EXERCISE DETAILS » Return all lines with the word "name" in them.

SOURCE MATERIAL »
****
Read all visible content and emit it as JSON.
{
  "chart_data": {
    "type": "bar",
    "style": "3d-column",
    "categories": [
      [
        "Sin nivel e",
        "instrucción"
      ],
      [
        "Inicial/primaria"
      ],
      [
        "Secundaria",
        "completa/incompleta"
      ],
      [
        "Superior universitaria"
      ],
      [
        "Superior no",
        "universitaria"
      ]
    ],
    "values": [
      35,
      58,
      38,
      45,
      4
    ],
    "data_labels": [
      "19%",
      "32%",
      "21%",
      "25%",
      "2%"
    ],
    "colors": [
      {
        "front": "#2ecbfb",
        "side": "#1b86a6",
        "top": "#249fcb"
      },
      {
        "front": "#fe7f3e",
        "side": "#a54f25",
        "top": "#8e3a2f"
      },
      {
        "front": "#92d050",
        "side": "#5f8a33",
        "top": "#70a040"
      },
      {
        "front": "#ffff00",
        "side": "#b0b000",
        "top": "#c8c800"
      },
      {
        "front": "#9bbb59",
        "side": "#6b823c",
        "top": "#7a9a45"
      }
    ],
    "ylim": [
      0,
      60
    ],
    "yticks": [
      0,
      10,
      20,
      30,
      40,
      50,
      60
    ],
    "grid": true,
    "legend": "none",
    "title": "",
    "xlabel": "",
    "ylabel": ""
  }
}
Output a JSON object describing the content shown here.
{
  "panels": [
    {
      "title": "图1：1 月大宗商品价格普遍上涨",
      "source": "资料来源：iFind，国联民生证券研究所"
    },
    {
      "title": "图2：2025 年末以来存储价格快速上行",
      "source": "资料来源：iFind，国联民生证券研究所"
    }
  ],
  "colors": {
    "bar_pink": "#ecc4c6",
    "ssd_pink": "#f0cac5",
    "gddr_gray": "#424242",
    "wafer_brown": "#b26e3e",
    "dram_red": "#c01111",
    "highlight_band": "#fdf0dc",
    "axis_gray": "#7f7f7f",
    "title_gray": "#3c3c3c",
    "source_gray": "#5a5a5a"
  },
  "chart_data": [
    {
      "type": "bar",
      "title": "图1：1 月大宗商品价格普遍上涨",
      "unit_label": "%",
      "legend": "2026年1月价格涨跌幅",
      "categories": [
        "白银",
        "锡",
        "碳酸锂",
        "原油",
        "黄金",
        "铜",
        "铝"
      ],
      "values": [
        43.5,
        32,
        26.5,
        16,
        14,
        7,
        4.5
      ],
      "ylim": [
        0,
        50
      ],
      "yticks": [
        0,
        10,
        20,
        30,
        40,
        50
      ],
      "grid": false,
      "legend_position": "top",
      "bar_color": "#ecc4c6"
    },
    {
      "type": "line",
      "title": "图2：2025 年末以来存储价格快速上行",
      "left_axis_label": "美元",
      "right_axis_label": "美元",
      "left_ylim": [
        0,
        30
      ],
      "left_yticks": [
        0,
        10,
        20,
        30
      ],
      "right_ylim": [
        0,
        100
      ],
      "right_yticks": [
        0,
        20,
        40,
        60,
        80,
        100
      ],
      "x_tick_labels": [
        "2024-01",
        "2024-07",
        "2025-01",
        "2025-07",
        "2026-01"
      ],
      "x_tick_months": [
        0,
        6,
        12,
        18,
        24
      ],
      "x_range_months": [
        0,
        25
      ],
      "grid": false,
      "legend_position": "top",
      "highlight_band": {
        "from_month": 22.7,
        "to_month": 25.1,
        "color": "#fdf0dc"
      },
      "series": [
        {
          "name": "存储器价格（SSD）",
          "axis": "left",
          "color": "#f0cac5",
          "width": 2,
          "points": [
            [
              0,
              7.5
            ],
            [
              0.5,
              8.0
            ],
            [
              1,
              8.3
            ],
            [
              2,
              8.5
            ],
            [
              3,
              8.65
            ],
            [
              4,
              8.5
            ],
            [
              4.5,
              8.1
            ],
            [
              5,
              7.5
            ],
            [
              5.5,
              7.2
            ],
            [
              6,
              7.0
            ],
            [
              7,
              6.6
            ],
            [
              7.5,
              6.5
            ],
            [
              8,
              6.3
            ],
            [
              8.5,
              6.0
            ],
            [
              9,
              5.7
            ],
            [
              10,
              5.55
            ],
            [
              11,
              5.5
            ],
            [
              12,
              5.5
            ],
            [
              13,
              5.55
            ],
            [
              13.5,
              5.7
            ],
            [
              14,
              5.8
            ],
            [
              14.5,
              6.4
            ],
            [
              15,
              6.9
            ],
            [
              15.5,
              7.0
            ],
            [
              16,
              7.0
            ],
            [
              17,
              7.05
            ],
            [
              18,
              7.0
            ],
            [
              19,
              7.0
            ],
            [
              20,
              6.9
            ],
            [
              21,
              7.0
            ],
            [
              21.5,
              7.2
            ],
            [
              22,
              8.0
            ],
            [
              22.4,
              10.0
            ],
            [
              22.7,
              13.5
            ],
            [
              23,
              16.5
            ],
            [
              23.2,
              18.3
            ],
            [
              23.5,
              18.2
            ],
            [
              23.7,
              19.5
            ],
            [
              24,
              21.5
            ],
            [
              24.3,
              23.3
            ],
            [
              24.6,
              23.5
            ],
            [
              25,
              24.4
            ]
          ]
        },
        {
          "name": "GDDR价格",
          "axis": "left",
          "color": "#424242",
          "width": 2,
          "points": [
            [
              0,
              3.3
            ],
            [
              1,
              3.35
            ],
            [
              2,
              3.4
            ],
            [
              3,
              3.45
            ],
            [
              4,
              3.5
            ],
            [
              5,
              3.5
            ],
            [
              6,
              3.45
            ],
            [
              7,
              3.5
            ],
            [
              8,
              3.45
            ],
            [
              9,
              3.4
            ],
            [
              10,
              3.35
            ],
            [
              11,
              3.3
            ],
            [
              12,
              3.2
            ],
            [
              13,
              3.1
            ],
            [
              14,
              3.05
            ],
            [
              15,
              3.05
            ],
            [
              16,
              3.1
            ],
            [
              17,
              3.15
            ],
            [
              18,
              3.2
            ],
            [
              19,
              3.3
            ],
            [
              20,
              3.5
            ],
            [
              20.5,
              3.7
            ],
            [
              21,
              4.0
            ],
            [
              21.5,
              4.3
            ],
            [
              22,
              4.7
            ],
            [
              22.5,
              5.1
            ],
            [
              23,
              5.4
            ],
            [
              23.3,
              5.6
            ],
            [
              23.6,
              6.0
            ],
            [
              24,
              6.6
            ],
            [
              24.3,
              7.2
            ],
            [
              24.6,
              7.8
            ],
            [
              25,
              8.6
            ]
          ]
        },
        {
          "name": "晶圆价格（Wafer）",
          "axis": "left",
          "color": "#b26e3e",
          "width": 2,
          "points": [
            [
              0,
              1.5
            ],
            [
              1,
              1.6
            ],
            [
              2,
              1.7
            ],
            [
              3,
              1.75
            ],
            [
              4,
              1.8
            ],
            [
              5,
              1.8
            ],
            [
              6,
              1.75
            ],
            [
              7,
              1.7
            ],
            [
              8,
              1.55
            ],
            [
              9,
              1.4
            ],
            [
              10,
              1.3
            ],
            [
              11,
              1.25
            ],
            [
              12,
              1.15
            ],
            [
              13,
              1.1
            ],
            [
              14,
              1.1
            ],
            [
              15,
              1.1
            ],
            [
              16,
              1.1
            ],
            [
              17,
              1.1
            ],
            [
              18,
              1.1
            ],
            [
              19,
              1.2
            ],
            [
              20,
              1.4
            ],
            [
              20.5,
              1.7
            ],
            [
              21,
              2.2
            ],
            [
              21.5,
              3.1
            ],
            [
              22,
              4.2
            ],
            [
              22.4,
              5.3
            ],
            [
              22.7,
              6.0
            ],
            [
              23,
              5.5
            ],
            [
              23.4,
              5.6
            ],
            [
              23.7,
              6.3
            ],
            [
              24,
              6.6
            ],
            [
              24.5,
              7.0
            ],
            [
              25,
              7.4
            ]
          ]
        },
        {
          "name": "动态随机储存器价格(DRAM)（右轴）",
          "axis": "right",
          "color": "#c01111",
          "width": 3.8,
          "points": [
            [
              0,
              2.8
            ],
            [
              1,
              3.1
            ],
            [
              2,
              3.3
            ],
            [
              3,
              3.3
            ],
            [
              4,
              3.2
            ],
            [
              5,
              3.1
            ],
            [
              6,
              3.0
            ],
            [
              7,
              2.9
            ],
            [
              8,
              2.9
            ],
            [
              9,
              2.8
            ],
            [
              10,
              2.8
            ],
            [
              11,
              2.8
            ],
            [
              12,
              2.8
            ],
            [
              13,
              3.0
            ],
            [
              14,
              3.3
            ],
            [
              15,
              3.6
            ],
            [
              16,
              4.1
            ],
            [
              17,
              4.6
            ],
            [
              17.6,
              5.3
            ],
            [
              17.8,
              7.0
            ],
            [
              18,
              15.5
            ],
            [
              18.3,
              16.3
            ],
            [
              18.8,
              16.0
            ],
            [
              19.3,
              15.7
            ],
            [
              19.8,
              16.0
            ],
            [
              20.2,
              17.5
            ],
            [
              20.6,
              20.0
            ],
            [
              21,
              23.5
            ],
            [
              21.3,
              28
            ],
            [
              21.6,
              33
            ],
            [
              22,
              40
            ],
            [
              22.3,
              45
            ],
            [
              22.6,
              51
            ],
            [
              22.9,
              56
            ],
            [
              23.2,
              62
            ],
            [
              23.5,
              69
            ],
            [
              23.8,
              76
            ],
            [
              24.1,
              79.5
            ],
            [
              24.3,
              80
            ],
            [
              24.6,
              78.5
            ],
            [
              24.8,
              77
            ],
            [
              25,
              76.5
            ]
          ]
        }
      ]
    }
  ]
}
****
OUTPUT BELOW »
          "name": "存储器价格（SSD）",
          "name": "GDDR价格",
          "name": "晶圆价格（Wafer）",
          "name": "动态随机储存器价格(DRAM)（右轴）",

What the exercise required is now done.